Extract the full listing verbatim and drop any pictures from your copy.

Supplied material:
-- -- --

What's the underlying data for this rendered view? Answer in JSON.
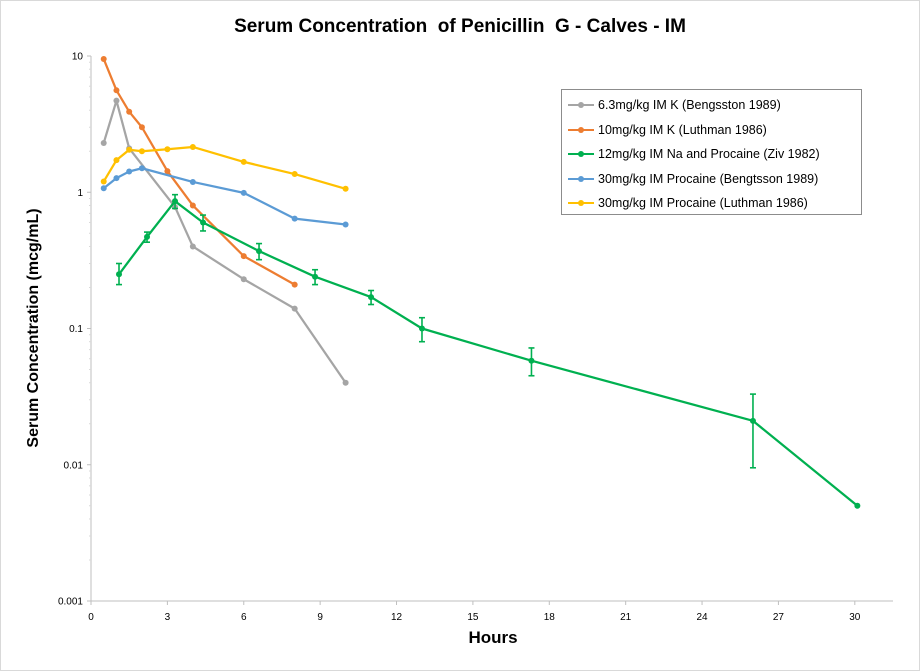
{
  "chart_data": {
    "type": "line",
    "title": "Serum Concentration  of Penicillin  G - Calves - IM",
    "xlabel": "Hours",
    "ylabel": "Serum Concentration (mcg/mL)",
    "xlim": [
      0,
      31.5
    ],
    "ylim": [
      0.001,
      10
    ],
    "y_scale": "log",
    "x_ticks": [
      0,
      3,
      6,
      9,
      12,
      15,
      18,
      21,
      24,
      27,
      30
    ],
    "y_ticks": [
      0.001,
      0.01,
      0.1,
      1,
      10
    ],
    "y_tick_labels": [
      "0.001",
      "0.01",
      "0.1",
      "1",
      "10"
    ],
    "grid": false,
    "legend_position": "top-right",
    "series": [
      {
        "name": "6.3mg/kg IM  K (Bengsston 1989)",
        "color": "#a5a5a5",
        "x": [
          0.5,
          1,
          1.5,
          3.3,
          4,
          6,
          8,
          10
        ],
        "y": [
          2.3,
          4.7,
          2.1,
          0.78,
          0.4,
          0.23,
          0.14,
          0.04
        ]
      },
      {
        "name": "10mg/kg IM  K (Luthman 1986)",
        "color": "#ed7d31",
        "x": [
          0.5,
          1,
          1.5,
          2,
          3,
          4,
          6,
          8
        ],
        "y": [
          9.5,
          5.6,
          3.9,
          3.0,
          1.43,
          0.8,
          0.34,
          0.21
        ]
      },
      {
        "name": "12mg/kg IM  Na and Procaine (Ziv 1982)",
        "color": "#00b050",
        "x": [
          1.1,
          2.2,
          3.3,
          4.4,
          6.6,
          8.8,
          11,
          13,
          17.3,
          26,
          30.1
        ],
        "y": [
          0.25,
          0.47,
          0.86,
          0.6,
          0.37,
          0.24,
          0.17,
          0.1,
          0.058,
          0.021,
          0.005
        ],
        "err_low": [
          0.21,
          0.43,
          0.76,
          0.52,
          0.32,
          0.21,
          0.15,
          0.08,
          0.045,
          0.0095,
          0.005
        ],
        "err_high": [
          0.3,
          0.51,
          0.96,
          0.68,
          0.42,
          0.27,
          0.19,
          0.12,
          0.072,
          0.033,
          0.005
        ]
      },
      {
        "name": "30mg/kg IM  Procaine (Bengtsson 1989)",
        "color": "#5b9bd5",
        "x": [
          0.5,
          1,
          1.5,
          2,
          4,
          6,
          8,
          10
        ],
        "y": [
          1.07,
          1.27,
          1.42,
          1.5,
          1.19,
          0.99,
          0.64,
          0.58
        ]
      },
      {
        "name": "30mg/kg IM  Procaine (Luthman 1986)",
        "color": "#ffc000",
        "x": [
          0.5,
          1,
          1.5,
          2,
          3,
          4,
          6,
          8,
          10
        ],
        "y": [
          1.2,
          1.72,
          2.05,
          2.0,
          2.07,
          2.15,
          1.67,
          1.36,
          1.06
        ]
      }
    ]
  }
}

-- -- --

Answer in full:
What's the underlying data for this rendered view? Answer in JSON.
{
  "chart_data": {
    "type": "line",
    "title": "Serum Concentration  of Penicillin  G - Calves - IM",
    "xlabel": "Hours",
    "ylabel": "Serum Concentration (mcg/mL)",
    "xlim": [
      0,
      31.5
    ],
    "ylim": [
      0.001,
      10
    ],
    "y_scale": "log",
    "x_ticks": [
      0,
      3,
      6,
      9,
      12,
      15,
      18,
      21,
      24,
      27,
      30
    ],
    "y_ticks": [
      0.001,
      0.01,
      0.1,
      1,
      10
    ],
    "y_tick_labels": [
      "0.001",
      "0.01",
      "0.1",
      "1",
      "10"
    ],
    "grid": false,
    "legend_position": "top-right",
    "series": [
      {
        "name": "6.3mg/kg IM  K (Bengsston 1989)",
        "color": "#a5a5a5",
        "x": [
          0.5,
          1,
          1.5,
          3.3,
          4,
          6,
          8,
          10
        ],
        "y": [
          2.3,
          4.7,
          2.1,
          0.78,
          0.4,
          0.23,
          0.14,
          0.04
        ]
      },
      {
        "name": "10mg/kg IM  K (Luthman 1986)",
        "color": "#ed7d31",
        "x": [
          0.5,
          1,
          1.5,
          2,
          3,
          4,
          6,
          8
        ],
        "y": [
          9.5,
          5.6,
          3.9,
          3.0,
          1.43,
          0.8,
          0.34,
          0.21
        ]
      },
      {
        "name": "12mg/kg IM  Na and Procaine (Ziv 1982)",
        "color": "#00b050",
        "x": [
          1.1,
          2.2,
          3.3,
          4.4,
          6.6,
          8.8,
          11,
          13,
          17.3,
          26,
          30.1
        ],
        "y": [
          0.25,
          0.47,
          0.86,
          0.6,
          0.37,
          0.24,
          0.17,
          0.1,
          0.058,
          0.021,
          0.005
        ],
        "err_low": [
          0.21,
          0.43,
          0.76,
          0.52,
          0.32,
          0.21,
          0.15,
          0.08,
          0.045,
          0.0095,
          0.005
        ],
        "err_high": [
          0.3,
          0.51,
          0.96,
          0.68,
          0.42,
          0.27,
          0.19,
          0.12,
          0.072,
          0.033,
          0.005
        ]
      },
      {
        "name": "30mg/kg IM  Procaine (Bengtsson 1989)",
        "color": "#5b9bd5",
        "x": [
          0.5,
          1,
          1.5,
          2,
          4,
          6,
          8,
          10
        ],
        "y": [
          1.07,
          1.27,
          1.42,
          1.5,
          1.19,
          0.99,
          0.64,
          0.58
        ]
      },
      {
        "name": "30mg/kg IM  Procaine (Luthman 1986)",
        "color": "#ffc000",
        "x": [
          0.5,
          1,
          1.5,
          2,
          3,
          4,
          6,
          8,
          10
        ],
        "y": [
          1.2,
          1.72,
          2.05,
          2.0,
          2.07,
          2.15,
          1.67,
          1.36,
          1.06
        ]
      }
    ]
  }
}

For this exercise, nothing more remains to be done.